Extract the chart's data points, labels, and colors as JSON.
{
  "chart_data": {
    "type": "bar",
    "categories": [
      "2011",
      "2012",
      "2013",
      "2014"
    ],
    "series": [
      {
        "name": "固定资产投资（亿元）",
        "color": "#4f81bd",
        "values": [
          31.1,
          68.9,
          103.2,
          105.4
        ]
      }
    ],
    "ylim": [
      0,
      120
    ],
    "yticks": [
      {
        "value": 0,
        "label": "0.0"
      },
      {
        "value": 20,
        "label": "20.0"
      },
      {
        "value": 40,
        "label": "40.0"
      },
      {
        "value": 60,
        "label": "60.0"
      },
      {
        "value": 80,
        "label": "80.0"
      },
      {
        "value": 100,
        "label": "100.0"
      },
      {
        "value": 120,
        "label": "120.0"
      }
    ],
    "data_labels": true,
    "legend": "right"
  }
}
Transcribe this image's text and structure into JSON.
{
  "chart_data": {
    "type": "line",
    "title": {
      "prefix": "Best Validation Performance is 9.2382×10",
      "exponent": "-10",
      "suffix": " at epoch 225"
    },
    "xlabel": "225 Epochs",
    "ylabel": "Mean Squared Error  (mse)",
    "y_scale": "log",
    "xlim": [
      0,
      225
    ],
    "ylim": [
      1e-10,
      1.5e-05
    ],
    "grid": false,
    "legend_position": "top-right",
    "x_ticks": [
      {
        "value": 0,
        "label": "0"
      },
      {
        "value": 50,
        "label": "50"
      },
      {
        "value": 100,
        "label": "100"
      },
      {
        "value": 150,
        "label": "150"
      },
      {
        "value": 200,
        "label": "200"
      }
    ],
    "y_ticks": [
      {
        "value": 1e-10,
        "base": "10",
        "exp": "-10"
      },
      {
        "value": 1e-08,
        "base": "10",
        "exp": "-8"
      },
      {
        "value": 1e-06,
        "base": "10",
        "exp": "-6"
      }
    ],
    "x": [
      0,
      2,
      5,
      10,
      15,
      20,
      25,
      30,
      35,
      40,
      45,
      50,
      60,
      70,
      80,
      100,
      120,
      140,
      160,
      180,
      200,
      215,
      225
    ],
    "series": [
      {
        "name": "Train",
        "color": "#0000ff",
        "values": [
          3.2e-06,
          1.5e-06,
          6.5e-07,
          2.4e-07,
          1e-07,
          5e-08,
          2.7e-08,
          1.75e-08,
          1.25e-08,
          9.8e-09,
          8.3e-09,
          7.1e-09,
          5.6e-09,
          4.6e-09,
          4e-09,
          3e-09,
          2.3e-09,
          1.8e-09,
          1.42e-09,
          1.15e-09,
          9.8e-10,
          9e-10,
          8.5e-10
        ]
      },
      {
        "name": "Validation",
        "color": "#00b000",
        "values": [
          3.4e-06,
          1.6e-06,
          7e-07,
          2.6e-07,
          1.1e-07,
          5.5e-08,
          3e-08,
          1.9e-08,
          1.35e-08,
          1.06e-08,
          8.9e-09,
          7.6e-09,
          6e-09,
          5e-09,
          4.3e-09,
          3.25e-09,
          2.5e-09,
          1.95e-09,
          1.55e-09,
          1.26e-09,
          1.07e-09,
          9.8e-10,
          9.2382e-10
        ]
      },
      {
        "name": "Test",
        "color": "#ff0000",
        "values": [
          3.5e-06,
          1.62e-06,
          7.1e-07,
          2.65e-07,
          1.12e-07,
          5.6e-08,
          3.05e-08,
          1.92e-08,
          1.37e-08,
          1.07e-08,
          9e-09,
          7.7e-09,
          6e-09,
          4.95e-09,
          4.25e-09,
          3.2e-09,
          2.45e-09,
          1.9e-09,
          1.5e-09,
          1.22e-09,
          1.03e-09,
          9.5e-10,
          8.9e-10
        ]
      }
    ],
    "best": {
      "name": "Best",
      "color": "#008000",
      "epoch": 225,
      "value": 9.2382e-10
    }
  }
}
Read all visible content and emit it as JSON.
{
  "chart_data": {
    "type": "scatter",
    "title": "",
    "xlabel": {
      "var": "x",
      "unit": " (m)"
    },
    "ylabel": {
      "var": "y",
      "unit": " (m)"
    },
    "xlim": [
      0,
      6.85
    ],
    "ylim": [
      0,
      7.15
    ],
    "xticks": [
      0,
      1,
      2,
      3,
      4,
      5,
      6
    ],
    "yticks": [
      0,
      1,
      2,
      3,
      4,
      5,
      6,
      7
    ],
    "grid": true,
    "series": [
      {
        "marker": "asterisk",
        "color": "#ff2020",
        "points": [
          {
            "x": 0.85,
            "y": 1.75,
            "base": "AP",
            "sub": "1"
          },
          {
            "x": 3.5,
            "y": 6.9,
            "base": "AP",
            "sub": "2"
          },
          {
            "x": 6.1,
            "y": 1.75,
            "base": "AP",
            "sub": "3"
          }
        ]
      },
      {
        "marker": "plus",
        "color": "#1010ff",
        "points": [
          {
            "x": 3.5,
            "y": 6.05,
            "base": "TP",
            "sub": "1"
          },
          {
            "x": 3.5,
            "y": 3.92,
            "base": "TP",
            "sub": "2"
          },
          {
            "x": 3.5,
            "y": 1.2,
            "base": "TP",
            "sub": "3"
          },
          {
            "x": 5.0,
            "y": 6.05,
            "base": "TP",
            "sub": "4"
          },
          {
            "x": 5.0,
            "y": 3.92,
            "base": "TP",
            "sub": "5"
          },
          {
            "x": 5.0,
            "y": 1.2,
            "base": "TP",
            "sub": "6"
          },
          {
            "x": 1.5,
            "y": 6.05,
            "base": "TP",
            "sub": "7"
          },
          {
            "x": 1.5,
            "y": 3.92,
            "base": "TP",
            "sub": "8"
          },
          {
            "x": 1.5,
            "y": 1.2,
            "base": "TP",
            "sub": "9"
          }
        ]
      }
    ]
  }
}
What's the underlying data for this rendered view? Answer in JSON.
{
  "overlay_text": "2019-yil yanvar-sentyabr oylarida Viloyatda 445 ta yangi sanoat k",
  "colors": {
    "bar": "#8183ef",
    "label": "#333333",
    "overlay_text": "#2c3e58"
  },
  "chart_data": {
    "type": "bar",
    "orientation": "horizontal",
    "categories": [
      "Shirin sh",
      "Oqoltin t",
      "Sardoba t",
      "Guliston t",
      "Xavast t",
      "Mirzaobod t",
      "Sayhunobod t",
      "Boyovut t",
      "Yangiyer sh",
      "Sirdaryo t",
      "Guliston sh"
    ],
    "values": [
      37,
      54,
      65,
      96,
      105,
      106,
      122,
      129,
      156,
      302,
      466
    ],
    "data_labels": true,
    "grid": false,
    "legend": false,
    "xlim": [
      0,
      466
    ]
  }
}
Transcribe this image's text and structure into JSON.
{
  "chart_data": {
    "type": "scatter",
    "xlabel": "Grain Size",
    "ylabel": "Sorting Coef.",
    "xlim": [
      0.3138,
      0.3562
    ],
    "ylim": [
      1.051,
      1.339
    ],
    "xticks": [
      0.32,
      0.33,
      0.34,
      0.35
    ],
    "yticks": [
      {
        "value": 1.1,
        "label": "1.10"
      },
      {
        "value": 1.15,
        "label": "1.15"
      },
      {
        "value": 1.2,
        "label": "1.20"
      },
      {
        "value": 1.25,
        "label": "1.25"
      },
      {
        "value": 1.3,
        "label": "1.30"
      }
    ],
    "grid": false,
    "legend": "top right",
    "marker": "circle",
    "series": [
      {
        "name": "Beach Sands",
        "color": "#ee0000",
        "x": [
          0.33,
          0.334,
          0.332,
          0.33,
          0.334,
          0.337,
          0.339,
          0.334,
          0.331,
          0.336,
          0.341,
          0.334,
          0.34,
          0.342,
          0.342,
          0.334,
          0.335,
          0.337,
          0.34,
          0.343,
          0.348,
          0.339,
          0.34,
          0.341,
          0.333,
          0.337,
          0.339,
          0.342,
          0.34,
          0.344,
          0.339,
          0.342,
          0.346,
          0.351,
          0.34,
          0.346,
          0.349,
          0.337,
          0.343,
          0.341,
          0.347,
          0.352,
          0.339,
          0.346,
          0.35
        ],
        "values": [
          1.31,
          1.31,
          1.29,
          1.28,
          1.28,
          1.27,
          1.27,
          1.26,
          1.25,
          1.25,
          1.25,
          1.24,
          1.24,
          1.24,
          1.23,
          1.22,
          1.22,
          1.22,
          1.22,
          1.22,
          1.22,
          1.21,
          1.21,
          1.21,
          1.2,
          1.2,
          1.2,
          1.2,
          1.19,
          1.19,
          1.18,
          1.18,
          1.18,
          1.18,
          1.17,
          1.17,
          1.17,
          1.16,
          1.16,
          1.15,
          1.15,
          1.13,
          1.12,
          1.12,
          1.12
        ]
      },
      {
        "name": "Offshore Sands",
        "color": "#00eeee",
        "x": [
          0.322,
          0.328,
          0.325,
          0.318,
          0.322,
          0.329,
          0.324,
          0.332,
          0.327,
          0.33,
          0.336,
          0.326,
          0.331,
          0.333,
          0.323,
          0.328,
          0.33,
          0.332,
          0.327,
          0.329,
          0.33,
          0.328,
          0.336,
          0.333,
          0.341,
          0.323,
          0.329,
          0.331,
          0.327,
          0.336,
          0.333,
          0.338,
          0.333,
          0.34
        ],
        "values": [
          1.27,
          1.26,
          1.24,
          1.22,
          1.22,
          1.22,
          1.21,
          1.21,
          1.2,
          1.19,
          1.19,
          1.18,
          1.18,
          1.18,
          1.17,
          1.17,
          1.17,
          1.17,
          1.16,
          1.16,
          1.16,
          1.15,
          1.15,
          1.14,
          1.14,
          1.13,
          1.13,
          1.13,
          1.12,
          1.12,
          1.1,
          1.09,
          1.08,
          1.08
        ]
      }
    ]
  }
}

TASK TO CARRY OUT
Using the entries above, tally how many lines have the word "name" in them; write the number and nothing more.

RESPONSE TO THIS EXERCISE
7